# Given exercise:
Pull out every line with the word "ready" from the entries below.

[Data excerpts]
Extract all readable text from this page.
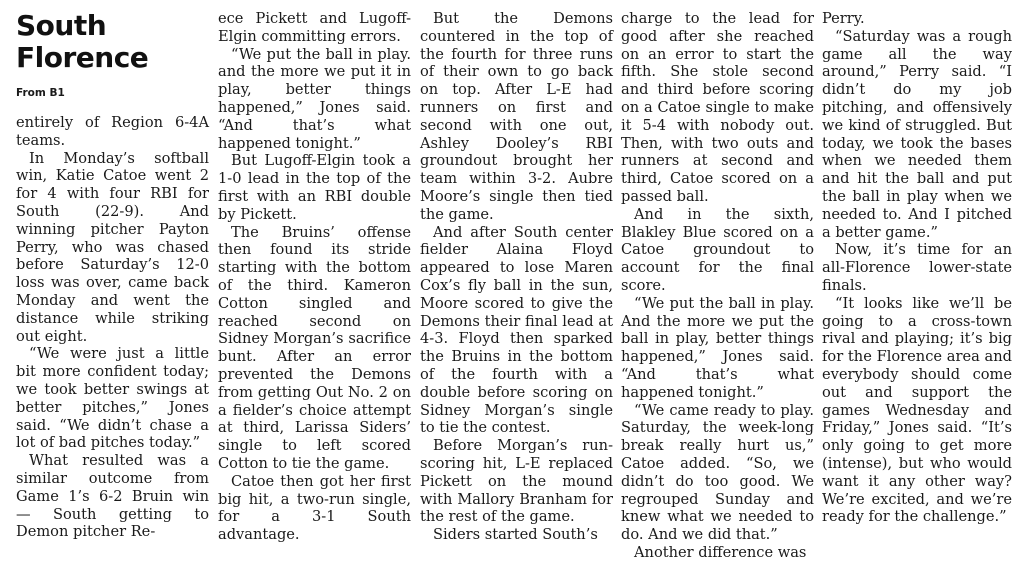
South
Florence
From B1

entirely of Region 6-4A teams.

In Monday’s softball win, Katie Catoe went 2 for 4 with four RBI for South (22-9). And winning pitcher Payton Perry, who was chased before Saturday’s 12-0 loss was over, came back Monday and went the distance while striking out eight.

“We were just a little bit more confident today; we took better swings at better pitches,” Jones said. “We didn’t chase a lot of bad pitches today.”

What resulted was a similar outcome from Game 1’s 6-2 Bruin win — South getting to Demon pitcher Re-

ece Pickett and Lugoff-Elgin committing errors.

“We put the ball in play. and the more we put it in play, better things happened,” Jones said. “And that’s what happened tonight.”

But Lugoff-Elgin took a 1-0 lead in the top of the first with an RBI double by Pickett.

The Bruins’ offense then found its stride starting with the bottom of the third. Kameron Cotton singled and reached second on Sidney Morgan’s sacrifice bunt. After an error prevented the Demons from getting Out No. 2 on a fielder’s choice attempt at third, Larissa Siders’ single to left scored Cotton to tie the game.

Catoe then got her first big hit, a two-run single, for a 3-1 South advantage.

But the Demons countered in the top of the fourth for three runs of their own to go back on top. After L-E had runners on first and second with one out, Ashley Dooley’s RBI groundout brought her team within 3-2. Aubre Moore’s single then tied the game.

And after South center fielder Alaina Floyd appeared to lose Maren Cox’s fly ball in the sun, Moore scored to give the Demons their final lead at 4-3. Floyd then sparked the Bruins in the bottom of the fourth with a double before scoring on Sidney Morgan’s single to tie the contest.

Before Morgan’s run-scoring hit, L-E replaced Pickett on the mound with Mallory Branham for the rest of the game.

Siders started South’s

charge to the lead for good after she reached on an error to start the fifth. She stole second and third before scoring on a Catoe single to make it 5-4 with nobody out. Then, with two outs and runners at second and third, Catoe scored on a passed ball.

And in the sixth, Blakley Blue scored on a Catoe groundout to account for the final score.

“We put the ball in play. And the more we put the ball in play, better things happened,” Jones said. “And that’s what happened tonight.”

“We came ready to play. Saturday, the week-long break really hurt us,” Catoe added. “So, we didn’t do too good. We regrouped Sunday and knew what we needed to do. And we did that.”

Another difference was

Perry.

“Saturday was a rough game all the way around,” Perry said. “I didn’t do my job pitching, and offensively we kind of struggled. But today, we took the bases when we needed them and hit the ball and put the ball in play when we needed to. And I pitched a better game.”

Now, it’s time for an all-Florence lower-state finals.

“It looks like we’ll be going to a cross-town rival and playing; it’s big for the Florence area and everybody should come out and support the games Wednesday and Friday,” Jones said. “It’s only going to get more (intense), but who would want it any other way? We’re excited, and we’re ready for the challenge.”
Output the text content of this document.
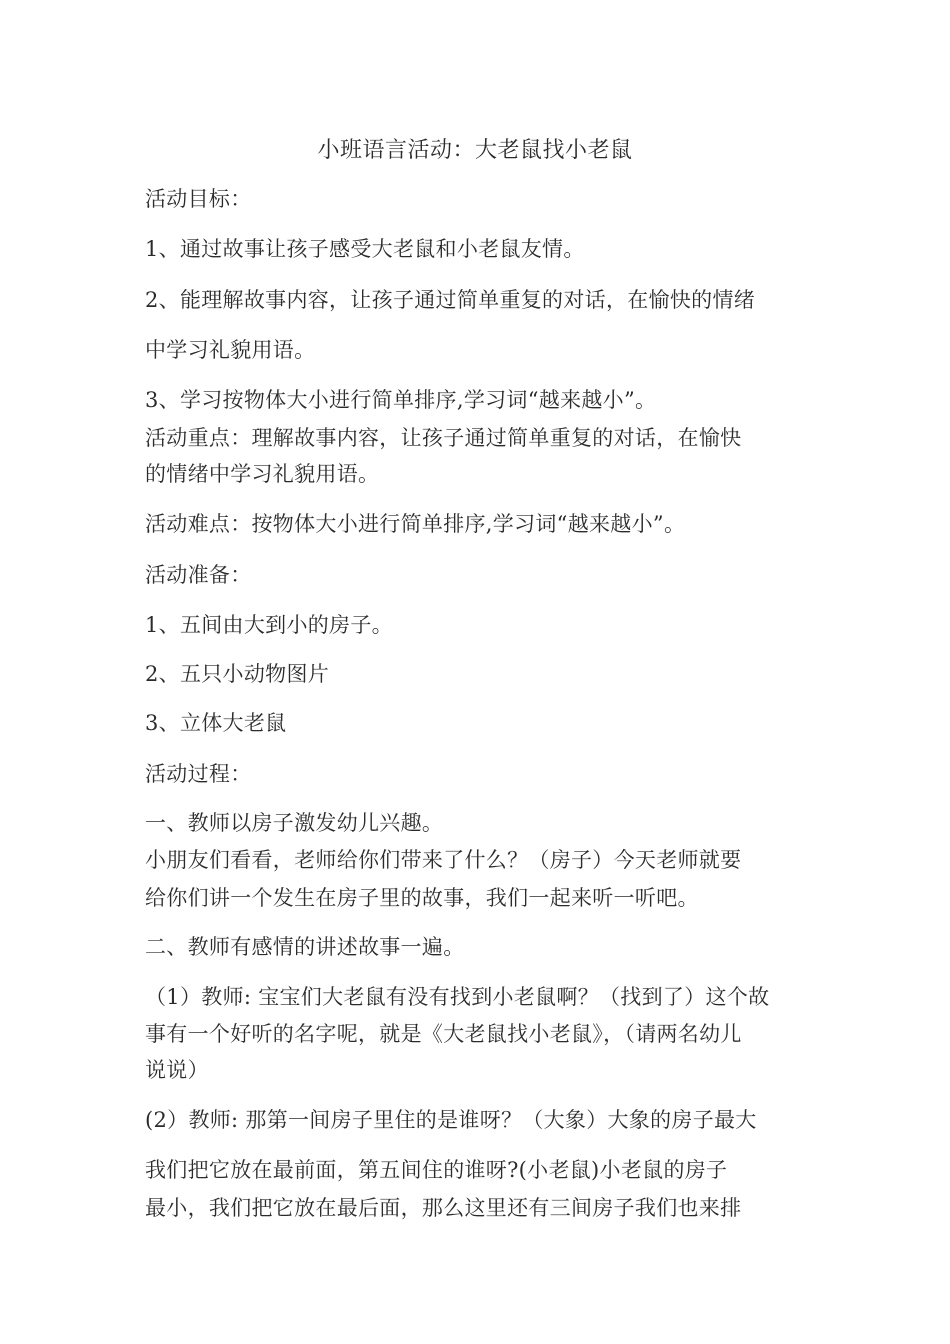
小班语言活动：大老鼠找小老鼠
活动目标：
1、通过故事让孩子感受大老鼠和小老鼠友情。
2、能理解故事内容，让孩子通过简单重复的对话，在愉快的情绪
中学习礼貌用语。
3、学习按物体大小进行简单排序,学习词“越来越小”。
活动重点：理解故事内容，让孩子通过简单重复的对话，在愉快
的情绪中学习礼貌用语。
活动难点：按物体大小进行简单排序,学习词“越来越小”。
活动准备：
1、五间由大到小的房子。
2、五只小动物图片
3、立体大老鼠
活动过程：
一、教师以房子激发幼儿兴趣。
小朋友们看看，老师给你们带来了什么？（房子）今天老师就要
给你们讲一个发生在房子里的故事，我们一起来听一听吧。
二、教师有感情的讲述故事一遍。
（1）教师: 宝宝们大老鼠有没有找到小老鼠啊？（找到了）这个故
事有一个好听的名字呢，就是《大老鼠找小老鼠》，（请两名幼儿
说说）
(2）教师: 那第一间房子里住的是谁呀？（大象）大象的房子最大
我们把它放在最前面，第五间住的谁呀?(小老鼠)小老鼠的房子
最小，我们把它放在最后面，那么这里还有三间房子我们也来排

---

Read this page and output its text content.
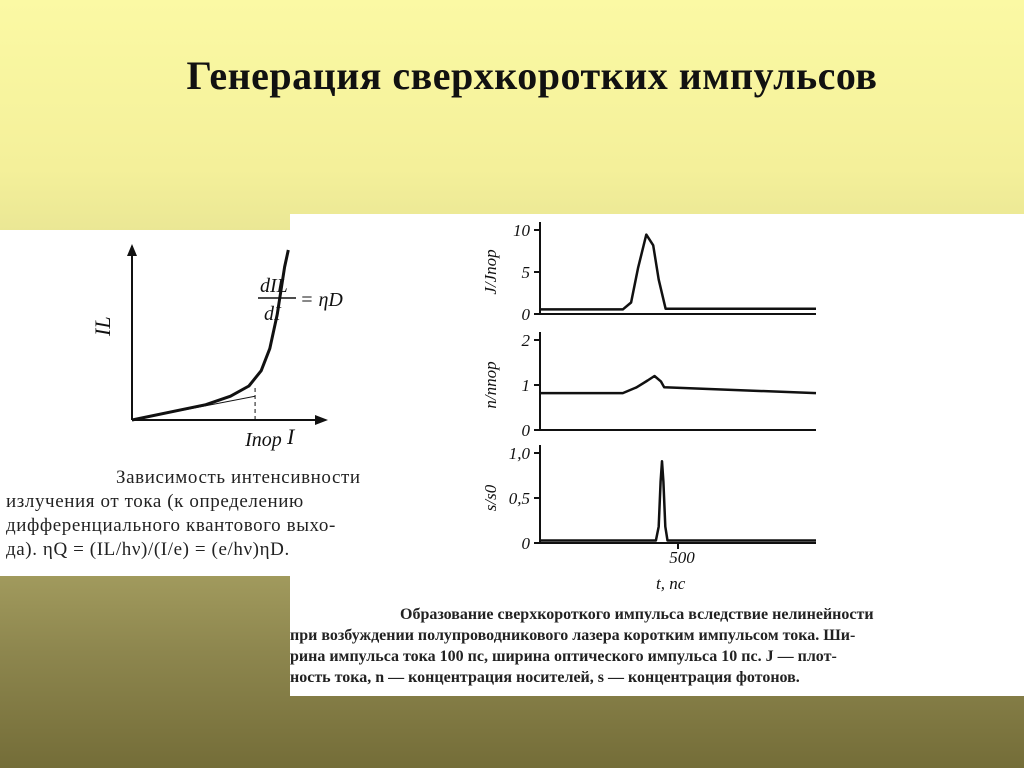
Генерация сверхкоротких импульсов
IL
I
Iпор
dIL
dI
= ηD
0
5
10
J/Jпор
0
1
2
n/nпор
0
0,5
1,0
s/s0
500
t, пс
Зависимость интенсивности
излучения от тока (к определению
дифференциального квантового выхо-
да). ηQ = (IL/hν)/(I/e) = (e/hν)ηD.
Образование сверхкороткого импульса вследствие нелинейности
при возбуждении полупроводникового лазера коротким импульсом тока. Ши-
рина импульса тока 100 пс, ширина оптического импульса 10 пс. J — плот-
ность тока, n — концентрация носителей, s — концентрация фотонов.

# Written response:
“We came ready to play. Saturday, the week-long break really hurt us,” Catoe added. “So, we didn’t do too good. We regrouped Sunday and knew what we needed to do. And we did that.”
“It looks like we’ll be going to a cross-town rival and playing; it’s big for the Florence area and everybody should come out and support the games Wednesday and Friday,” Jones said. “It’s only going to get more (intense), but who would want it any other way? We’re excited, and we’re ready for the challenge.”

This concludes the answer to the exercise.